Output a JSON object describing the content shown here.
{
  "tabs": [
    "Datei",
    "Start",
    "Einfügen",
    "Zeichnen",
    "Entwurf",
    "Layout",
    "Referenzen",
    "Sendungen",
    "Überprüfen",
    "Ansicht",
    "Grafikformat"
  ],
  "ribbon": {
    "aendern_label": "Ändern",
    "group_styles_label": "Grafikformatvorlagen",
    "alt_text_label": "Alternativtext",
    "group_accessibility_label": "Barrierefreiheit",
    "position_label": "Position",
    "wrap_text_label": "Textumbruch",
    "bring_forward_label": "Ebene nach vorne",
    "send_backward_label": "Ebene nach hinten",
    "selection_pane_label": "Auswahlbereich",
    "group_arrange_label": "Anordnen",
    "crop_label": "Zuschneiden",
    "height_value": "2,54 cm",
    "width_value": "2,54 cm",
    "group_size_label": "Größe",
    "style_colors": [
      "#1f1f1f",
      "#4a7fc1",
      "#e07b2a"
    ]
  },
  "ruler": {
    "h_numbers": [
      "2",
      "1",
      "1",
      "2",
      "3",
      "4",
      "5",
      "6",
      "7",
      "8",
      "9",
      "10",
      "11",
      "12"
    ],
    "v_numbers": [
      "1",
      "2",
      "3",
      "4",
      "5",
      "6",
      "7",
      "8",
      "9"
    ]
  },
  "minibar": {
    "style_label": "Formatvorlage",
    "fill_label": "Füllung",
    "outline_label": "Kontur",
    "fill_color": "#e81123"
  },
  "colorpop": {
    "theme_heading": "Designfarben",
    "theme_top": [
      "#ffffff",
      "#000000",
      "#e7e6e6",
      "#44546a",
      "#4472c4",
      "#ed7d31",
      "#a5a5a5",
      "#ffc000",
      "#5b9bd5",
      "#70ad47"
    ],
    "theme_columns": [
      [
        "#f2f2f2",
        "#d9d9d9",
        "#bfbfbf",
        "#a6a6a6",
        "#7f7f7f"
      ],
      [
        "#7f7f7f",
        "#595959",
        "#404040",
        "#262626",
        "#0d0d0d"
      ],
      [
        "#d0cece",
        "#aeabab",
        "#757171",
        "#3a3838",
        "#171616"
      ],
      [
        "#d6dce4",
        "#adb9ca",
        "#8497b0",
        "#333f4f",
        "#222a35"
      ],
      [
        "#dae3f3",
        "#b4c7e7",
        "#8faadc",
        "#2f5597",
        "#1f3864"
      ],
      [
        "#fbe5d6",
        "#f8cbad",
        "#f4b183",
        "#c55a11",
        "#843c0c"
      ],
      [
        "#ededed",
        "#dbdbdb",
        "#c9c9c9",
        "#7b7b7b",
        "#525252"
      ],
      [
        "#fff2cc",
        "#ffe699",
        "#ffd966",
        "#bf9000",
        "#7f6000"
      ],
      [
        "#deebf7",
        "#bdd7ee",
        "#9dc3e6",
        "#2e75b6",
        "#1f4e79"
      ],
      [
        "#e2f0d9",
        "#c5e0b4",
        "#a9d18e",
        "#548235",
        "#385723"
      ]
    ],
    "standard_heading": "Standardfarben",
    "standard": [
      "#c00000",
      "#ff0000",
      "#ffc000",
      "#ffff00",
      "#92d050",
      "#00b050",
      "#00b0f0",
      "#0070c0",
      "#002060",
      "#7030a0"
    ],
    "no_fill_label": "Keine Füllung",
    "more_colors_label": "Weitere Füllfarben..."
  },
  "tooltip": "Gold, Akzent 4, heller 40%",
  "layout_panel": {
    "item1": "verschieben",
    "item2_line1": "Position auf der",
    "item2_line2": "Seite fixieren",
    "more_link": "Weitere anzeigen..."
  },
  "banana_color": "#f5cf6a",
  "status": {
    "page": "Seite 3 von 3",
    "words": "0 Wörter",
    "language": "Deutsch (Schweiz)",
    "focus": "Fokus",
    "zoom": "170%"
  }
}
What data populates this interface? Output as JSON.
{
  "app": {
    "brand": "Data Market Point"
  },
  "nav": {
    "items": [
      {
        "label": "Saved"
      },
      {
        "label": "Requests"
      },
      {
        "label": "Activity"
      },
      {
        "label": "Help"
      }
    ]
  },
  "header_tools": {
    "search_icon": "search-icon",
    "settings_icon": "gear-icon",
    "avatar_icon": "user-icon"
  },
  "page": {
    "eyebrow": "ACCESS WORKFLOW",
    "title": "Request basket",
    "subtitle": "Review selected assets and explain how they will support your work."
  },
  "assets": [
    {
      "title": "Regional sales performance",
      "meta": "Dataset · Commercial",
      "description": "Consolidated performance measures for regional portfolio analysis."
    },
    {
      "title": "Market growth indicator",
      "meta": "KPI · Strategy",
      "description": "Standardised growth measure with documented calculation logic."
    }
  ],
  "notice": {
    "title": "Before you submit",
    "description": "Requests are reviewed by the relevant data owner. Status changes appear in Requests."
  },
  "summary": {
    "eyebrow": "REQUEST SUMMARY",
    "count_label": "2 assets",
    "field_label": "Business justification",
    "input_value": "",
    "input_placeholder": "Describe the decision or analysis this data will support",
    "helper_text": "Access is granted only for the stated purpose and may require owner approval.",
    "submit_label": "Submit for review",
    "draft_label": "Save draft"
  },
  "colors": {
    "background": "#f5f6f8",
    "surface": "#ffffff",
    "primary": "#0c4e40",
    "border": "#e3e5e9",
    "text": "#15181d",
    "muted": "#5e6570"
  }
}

------------------------------------------------

### Given instruction
Print the complete listing again, exactly as it stands.

### Exercise answer
Output a JSON object describing the content shown here.
{
  "tabs": [
    "Datei",
    "Start",
    "Einfügen",
    "Zeichnen",
    "Entwurf",
    "Layout",
    "Referenzen",
    "Sendungen",
    "Überprüfen",
    "Ansicht",
    "Grafikformat"
  ],
  "ribbon": {
    "aendern_label": "Ändern",
    "group_styles_label": "Grafikformatvorlagen",
    "alt_text_label": "Alternativtext",
    "group_accessibility_label": "Barrierefreiheit",
    "position_label": "Position",
    "wrap_text_label": "Textumbruch",
    "bring_forward_label": "Ebene nach vorne",
    "send_backward_label": "Ebene nach hinten",
    "selection_pane_label": "Auswahlbereich",
    "group_arrange_label": "Anordnen",
    "crop_label": "Zuschneiden",
    "height_value": "2,54 cm",
    "width_value": "2,54 cm",
    "group_size_label": "Größe",
    "style_colors": [
      "#1f1f1f",
      "#4a7fc1",
      "#e07b2a"
    ]
  },
  "ruler": {
    "h_numbers": [
      "2",
      "1",
      "1",
      "2",
      "3",
      "4",
      "5",
      "6",
      "7",
      "8",
      "9",
      "10",
      "11",
      "12"
    ],
    "v_numbers": [
      "1",
      "2",
      "3",
      "4",
      "5",
      "6",
      "7",
      "8",
      "9"
    ]
  },
  "minibar": {
    "style_label": "Formatvorlage",
    "fill_label": "Füllung",
    "outline_label": "Kontur",
    "fill_color": "#e81123"
  },
  "colorpop": {
    "theme_heading": "Designfarben",
    "theme_top": [
      "#ffffff",
      "#000000",
      "#e7e6e6",
      "#44546a",
      "#4472c4",
      "#ed7d31",
      "#a5a5a5",
      "#ffc000",
      "#5b9bd5",
      "#70ad47"
    ],
    "theme_columns": [
      [
        "#f2f2f2",
        "#d9d9d9",
        "#bfbfbf",
        "#a6a6a6",
        "#7f7f7f"
      ],
      [
        "#7f7f7f",
        "#595959",
        "#404040",
        "#262626",
        "#0d0d0d"
      ],
      [
        "#d0cece",
        "#aeabab",
        "#757171",
        "#3a3838",
        "#171616"
      ],
      [
        "#d6dce4",
        "#adb9ca",
        "#8497b0",
        "#333f4f",
        "#222a35"
      ],
      [
        "#dae3f3",
        "#b4c7e7",
        "#8faadc",
        "#2f5597",
        "#1f3864"
      ],
      [
        "#fbe5d6",
        "#f8cbad",
        "#f4b183",
        "#c55a11",
        "#843c0c"
      ],
      [
        "#ededed",
        "#dbdbdb",
        "#c9c9c9",
        "#7b7b7b",
        "#525252"
      ],
      [
        "#fff2cc",
        "#ffe699",
        "#ffd966",
        "#bf9000",
        "#7f6000"
      ],
      [
        "#deebf7",
        "#bdd7ee",
        "#9dc3e6",
        "#2e75b6",
        "#1f4e79"
      ],
      [
        "#e2f0d9",
        "#c5e0b4",
        "#a9d18e",
        "#548235",
        "#385723"
      ]
    ],
    "standard_heading": "Standardfarben",
    "standard": [
      "#c00000",
      "#ff0000",
      "#ffc000",
      "#ffff00",
      "#92d050",
      "#00b050",
      "#00b0f0",
      "#0070c0",
      "#002060",
      "#7030a0"
    ],
    "no_fill_label": "Keine Füllung",
    "more_colors_label": "Weitere Füllfarben..."
  },
  "tooltip": "Gold, Akzent 4, heller 40%",
  "layout_panel": {
    "item1": "verschieben",
    "item2_line1": "Position auf der",
    "item2_line2": "Seite fixieren",
    "more_link": "Weitere anzeigen..."
  },
  "banana_color": "#f5cf6a",
  "status": {
    "page": "Seite 3 von 3",
    "words": "0 Wörter",
    "language": "Deutsch (Schweiz)",
    "focus": "Fokus",
    "zoom": "170%"
  }
}
What data populates this interface? Output as JSON.
{
  "app": {
    "brand": "Data Market Point"
  },
  "nav": {
    "items": [
      {
        "label": "Saved"
      },
      {
        "label": "Requests"
      },
      {
        "label": "Activity"
      },
      {
        "label": "Help"
      }
    ]
  },
  "header_tools": {
    "search_icon": "search-icon",
    "settings_icon": "gear-icon",
    "avatar_icon": "user-icon"
  },
  "page": {
    "eyebrow": "ACCESS WORKFLOW",
    "title": "Request basket",
    "subtitle": "Review selected assets and explain how they will support your work."
  },
  "assets": [
    {
      "title": "Regional sales performance",
      "meta": "Dataset · Commercial",
      "description": "Consolidated performance measures for regional portfolio analysis."
    },
    {
      "title": "Market growth indicator",
      "meta": "KPI · Strategy",
      "description": "Standardised growth measure with documented calculation logic."
    }
  ],
  "notice": {
    "title": "Before you submit",
    "description": "Requests are reviewed by the relevant data owner. Status changes appear in Requests."
  },
  "summary": {
    "eyebrow": "REQUEST SUMMARY",
    "count_label": "2 assets",
    "field_label": "Business justification",
    "input_value": "",
    "input_placeholder": "Describe the decision or analysis this data will support",
    "helper_text": "Access is granted only for the stated purpose and may require owner approval.",
    "submit_label": "Submit for review",
    "draft_label": "Save draft"
  },
  "colors": {
    "background": "#f5f6f8",
    "surface": "#ffffff",
    "primary": "#0c4e40",
    "border": "#e3e5e9",
    "text": "#15181d",
    "muted": "#5e6570"
  }
}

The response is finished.